▸ **DATA**
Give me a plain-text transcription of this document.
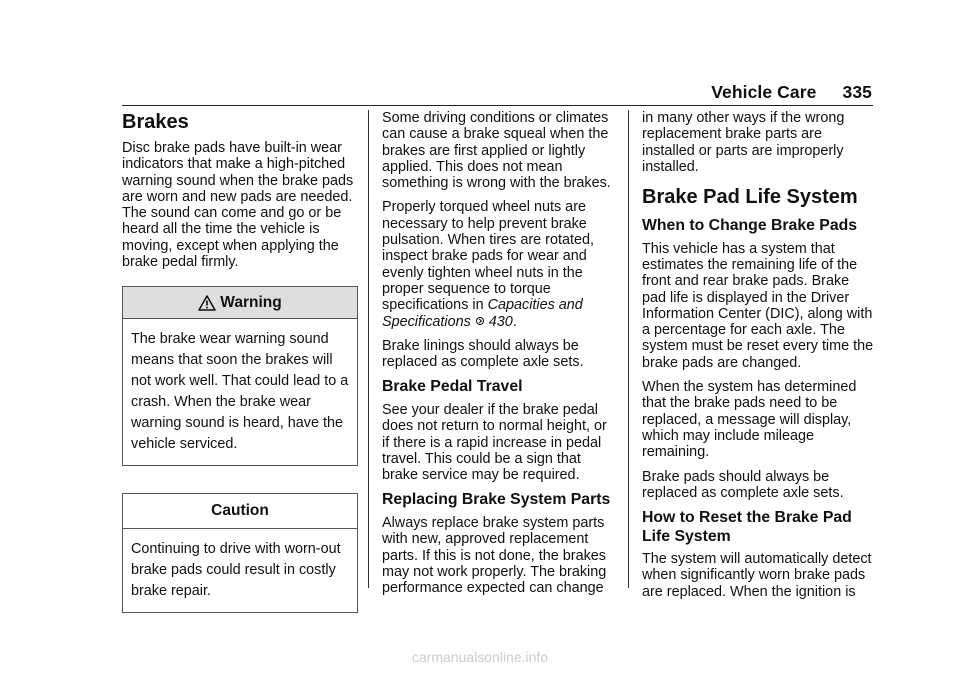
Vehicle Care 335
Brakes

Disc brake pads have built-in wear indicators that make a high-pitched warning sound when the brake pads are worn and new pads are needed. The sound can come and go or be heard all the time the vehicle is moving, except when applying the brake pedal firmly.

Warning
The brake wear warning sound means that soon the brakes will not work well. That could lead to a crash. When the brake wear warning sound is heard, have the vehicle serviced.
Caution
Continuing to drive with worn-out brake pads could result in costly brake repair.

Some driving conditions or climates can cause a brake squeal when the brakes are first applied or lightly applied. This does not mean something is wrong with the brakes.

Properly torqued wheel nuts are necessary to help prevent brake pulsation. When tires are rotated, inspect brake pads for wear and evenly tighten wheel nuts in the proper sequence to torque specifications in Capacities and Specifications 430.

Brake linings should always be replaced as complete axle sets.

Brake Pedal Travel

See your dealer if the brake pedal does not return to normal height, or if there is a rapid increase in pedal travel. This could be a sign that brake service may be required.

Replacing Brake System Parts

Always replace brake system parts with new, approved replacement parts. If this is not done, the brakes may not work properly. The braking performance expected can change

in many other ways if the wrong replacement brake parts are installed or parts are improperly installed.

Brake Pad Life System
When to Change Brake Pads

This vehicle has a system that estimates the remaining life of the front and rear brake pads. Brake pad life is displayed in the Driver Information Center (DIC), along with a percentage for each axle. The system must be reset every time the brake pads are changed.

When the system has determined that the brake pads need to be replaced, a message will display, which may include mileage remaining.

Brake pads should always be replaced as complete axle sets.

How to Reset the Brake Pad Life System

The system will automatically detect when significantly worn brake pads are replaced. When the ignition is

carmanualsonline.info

* * *

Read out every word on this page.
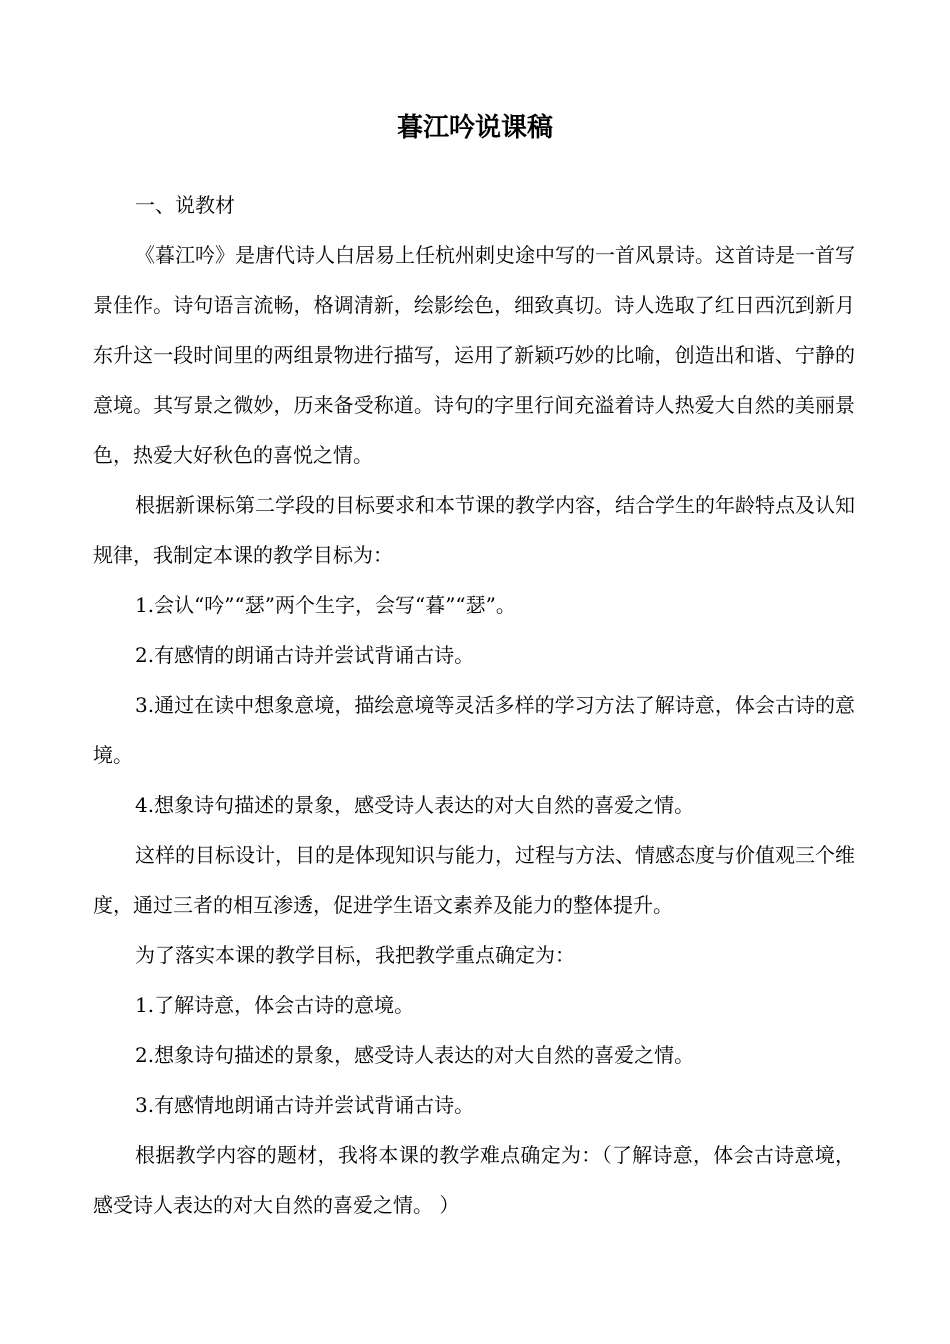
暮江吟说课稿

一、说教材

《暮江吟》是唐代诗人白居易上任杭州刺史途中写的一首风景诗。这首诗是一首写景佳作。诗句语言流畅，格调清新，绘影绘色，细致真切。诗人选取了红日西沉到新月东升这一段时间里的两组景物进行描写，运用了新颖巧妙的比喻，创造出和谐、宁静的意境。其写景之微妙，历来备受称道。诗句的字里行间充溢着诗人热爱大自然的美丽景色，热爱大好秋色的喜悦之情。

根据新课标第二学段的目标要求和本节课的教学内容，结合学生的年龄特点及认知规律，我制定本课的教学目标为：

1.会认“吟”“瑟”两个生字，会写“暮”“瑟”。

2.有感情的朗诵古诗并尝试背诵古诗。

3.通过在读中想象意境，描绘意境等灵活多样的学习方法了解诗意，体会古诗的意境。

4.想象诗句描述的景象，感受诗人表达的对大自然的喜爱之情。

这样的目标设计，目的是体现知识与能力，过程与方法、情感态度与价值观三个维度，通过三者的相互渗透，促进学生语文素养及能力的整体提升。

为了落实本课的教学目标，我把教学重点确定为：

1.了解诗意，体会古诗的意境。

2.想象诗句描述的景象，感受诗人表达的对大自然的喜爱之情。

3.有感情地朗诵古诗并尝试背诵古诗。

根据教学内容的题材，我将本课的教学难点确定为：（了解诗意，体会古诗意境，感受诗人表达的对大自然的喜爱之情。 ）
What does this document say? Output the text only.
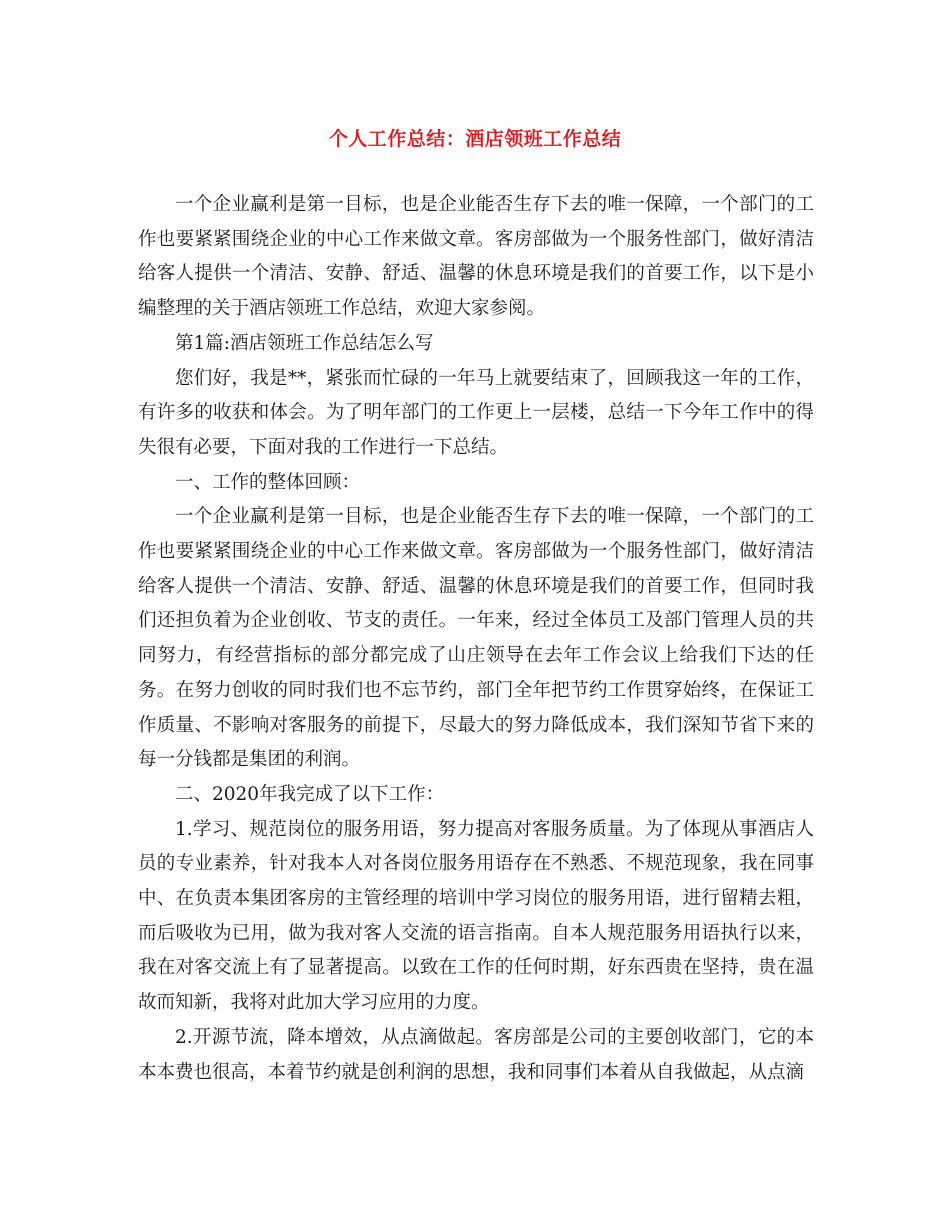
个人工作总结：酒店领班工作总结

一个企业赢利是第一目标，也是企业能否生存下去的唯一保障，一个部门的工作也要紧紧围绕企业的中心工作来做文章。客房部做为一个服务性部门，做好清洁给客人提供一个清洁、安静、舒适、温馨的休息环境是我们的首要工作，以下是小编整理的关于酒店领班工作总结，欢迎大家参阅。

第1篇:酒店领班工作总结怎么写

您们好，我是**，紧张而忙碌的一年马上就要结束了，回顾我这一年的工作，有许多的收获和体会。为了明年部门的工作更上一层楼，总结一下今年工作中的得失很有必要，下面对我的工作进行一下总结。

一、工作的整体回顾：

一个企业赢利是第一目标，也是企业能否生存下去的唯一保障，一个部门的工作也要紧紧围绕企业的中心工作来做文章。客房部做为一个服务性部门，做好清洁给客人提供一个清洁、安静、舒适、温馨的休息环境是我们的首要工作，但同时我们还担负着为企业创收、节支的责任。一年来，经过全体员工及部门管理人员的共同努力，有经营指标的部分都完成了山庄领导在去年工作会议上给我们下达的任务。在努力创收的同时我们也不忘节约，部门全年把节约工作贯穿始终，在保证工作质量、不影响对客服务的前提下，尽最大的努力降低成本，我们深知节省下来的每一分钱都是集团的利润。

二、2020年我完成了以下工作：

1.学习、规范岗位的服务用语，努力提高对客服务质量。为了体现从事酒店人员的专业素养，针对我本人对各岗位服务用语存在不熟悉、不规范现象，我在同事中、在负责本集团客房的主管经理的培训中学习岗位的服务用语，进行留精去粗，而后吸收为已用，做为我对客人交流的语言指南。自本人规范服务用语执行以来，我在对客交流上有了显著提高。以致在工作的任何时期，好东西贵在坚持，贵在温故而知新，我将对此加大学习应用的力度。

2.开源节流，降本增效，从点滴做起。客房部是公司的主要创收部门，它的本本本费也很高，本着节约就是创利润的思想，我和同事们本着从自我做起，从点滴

▸ **WHAT IS REQUIRED**
From the data, pick out every line that includes "work".

▸ **SOLUTION TO THE PROBLEM**
The brake wear warning sound means that soon the brakes will not work well. That could lead to a crash. When the brake wear warning sound is heard, have the vehicle serviced.
Always replace brake system parts with new, approved replacement parts. If this is not done, the brakes may not work properly. The braking performance expected can change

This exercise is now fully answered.